Spot every line with the word "from" and return it.

MATERIAL FOR THIS EXERCISE:
+-------+
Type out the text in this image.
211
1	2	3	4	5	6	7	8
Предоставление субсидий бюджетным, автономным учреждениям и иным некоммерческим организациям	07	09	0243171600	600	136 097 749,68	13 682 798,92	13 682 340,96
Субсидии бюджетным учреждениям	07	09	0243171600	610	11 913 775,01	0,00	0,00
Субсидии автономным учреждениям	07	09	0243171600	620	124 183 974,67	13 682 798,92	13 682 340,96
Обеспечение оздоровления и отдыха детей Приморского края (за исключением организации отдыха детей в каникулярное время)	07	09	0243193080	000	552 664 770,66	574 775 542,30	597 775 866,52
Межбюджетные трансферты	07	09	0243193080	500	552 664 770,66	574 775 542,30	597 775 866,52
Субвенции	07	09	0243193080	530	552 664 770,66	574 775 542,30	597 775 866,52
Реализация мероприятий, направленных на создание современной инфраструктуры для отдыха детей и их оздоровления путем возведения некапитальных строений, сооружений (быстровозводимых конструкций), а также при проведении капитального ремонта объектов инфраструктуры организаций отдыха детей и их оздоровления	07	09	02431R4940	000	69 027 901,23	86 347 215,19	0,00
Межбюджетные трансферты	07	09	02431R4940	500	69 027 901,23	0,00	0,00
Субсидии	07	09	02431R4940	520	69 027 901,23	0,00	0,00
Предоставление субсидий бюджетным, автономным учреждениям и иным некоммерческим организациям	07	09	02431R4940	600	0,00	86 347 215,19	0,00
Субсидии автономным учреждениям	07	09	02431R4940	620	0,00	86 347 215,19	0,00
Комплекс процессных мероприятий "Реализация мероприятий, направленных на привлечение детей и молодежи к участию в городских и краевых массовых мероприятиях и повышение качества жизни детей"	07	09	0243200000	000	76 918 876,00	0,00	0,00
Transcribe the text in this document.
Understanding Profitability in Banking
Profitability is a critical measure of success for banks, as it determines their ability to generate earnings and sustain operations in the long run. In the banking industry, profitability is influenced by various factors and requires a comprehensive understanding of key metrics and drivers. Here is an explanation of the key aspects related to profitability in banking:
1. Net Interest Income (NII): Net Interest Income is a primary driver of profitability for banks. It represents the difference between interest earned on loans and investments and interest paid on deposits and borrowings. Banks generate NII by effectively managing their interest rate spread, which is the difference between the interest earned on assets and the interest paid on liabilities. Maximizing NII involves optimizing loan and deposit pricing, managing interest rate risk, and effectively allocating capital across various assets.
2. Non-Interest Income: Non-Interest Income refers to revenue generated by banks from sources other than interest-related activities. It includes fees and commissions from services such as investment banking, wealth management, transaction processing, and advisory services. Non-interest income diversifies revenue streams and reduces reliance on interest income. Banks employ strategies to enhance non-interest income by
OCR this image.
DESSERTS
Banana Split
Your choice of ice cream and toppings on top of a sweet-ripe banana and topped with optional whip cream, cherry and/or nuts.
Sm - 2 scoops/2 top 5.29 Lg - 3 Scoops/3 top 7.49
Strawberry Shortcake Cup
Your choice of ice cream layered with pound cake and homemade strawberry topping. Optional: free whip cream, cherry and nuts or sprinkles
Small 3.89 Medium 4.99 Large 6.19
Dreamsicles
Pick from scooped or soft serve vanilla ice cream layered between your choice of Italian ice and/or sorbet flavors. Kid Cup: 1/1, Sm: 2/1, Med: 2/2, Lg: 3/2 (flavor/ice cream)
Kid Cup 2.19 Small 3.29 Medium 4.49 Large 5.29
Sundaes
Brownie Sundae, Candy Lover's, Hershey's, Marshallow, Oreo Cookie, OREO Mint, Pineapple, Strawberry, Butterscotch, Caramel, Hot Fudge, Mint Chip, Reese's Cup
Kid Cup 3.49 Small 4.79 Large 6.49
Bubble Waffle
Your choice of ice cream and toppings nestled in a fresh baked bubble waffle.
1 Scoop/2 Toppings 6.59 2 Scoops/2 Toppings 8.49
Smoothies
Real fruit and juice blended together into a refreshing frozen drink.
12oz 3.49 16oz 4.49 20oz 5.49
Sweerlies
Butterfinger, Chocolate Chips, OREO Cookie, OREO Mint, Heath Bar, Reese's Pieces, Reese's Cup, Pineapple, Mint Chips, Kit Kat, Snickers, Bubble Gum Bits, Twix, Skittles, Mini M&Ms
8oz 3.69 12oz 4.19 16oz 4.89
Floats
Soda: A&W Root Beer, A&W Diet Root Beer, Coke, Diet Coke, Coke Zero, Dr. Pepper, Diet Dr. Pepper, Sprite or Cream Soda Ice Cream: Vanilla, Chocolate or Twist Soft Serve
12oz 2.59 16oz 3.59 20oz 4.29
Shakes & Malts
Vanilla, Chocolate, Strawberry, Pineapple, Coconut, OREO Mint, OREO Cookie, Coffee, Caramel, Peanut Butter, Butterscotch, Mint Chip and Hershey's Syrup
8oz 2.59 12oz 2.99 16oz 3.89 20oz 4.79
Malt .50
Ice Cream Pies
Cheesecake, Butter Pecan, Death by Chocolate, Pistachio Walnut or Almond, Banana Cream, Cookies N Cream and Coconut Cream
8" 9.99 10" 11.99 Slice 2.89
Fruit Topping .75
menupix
+-------+
RESULT OF THIS EXERCISE:
2. Non-Interest Income: Non-Interest Income refers to revenue generated by banks from sources other than interest-related activities. It includes fees and commissions from services such as investment banking, wealth management, transaction processing, and advisory services. Non-interest income diversifies revenue streams and reduces reliance on interest income. Banks employ strategies to enhance non-interest income by
Pick from scooped or soft serve vanilla ice cream layered between your choice of Italian ice and/or sorbet flavors. Kid Cup: 1/1, Sm: 2/1, Med: 2/2, Lg: 3/2 (flavor/ice cream)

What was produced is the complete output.